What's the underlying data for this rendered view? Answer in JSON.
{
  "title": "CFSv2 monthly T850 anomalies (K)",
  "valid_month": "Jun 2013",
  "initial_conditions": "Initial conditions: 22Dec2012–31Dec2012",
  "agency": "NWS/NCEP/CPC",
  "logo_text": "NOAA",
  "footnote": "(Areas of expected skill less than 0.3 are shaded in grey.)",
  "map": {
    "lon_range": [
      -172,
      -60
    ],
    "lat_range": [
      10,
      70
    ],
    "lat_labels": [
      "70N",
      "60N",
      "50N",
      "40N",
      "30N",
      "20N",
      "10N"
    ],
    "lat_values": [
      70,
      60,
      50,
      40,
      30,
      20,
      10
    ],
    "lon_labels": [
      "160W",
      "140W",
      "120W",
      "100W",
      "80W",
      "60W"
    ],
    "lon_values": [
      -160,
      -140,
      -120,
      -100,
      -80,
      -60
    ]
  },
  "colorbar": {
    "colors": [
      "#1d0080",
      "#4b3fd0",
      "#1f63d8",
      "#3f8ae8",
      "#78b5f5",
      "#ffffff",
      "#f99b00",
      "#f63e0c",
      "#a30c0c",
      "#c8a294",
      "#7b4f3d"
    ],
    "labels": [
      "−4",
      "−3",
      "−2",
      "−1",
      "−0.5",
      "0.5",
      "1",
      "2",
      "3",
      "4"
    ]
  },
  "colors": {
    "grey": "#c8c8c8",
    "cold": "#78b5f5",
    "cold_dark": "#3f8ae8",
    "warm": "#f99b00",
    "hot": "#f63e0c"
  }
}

■ **Prompt**:
Repeat the preceding lines exactly, please, every one of them.

■ **Reply**:
What's the underlying data for this rendered view? Answer in JSON.
{
  "title": "CFSv2 monthly T850 anomalies (K)",
  "valid_month": "Jun 2013",
  "initial_conditions": "Initial conditions: 22Dec2012–31Dec2012",
  "agency": "NWS/NCEP/CPC",
  "logo_text": "NOAA",
  "footnote": "(Areas of expected skill less than 0.3 are shaded in grey.)",
  "map": {
    "lon_range": [
      -172,
      -60
    ],
    "lat_range": [
      10,
      70
    ],
    "lat_labels": [
      "70N",
      "60N",
      "50N",
      "40N",
      "30N",
      "20N",
      "10N"
    ],
    "lat_values": [
      70,
      60,
      50,
      40,
      30,
      20,
      10
    ],
    "lon_labels": [
      "160W",
      "140W",
      "120W",
      "100W",
      "80W",
      "60W"
    ],
    "lon_values": [
      -160,
      -140,
      -120,
      -100,
      -80,
      -60
    ]
  },
  "colorbar": {
    "colors": [
      "#1d0080",
      "#4b3fd0",
      "#1f63d8",
      "#3f8ae8",
      "#78b5f5",
      "#ffffff",
      "#f99b00",
      "#f63e0c",
      "#a30c0c",
      "#c8a294",
      "#7b4f3d"
    ],
    "labels": [
      "−4",
      "−3",
      "−2",
      "−1",
      "−0.5",
      "0.5",
      "1",
      "2",
      "3",
      "4"
    ]
  },
  "colors": {
    "grey": "#c8c8c8",
    "cold": "#78b5f5",
    "cold_dark": "#3f8ae8",
    "warm": "#f99b00",
    "hot": "#f63e0c"
  }
}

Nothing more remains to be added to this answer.